Written problem: Retype the material from its start through the line containing "y-tick-label: 5% bbox=[90, 599, 116, 619]", including both ends, keeping each line unchanged.

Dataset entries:
-=-=-

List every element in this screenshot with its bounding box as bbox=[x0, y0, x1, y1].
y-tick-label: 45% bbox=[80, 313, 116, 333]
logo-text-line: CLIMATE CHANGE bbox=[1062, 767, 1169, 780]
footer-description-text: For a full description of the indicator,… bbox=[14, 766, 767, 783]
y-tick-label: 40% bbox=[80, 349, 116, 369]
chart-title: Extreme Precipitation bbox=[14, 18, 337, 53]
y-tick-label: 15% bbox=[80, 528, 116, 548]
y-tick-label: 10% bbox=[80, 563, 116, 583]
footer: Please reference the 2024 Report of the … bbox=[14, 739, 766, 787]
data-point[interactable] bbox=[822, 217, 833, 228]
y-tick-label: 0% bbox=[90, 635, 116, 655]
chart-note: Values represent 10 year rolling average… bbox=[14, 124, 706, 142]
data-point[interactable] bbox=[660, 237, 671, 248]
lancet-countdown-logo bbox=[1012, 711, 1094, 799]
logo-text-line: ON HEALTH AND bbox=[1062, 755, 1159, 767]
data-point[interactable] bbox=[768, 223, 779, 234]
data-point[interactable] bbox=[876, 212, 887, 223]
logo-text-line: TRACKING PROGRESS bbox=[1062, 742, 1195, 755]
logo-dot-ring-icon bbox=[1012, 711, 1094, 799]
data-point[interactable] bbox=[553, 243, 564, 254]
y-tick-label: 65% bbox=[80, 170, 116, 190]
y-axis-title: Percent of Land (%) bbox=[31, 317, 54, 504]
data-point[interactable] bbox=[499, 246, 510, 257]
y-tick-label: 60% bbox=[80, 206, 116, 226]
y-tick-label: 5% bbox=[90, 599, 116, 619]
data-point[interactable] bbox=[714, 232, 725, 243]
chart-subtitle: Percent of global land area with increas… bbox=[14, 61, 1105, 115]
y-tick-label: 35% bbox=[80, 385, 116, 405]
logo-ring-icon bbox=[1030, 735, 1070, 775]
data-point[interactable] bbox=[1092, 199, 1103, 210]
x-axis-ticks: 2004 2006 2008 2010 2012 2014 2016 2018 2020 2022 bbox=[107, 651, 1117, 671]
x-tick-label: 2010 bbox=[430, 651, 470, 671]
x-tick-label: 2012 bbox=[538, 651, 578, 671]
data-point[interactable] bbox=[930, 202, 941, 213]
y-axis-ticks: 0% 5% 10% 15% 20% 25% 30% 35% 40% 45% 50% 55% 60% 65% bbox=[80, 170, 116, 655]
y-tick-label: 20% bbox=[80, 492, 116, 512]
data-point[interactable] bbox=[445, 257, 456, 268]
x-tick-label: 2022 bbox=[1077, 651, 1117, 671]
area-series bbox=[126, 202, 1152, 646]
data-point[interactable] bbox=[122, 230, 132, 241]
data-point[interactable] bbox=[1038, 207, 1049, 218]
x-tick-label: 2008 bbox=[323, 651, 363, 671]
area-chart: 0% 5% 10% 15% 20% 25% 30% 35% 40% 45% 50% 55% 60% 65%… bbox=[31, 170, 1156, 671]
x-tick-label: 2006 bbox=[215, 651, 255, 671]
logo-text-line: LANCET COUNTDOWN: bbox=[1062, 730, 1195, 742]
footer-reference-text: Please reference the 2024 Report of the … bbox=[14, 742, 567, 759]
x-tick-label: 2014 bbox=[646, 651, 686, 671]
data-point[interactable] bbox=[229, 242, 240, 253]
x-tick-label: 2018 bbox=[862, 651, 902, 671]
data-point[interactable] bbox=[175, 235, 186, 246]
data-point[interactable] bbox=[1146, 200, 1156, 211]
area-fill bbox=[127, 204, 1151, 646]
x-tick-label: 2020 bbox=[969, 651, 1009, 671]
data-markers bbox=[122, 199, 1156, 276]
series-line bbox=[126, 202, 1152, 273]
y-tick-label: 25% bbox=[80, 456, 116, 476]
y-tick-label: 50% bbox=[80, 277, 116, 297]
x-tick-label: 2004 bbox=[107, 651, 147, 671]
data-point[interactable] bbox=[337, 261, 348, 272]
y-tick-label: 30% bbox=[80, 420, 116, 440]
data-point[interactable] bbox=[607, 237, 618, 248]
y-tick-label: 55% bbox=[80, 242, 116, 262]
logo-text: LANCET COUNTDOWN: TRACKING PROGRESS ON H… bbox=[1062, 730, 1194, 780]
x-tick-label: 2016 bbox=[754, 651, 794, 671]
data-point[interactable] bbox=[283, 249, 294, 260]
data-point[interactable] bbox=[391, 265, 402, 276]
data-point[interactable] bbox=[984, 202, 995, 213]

-=-=-

Task answer:
List every element in this screenshot with its bounding box as bbox=[x0, y0, x1, y1].
y-tick-label: 45% bbox=[80, 313, 116, 333]
logo-text-line: CLIMATE CHANGE bbox=[1062, 767, 1169, 780]
footer-description-text: For a full description of the indicator,… bbox=[14, 766, 767, 783]
y-tick-label: 40% bbox=[80, 349, 116, 369]
chart-title: Extreme Precipitation bbox=[14, 18, 337, 53]
y-tick-label: 15% bbox=[80, 528, 116, 548]
y-tick-label: 10% bbox=[80, 563, 116, 583]
footer: Please reference the 2024 Report of the … bbox=[14, 739, 766, 787]
data-point[interactable] bbox=[822, 217, 833, 228]
y-tick-label: 0% bbox=[90, 635, 116, 655]
chart-note: Values represent 10 year rolling average… bbox=[14, 124, 706, 142]
data-point[interactable] bbox=[660, 237, 671, 248]
lancet-countdown-logo bbox=[1012, 711, 1094, 799]
logo-text-line: ON HEALTH AND bbox=[1062, 755, 1159, 767]
data-point[interactable] bbox=[768, 223, 779, 234]
data-point[interactable] bbox=[876, 212, 887, 223]
logo-text-line: TRACKING PROGRESS bbox=[1062, 742, 1195, 755]
logo-dot-ring-icon bbox=[1012, 711, 1094, 799]
data-point[interactable] bbox=[553, 243, 564, 254]
y-tick-label: 65% bbox=[80, 170, 116, 190]
y-axis-title: Percent of Land (%) bbox=[31, 317, 54, 504]
data-point[interactable] bbox=[499, 246, 510, 257]
y-tick-label: 60% bbox=[80, 206, 116, 226]
y-tick-label: 5% bbox=[90, 599, 116, 619]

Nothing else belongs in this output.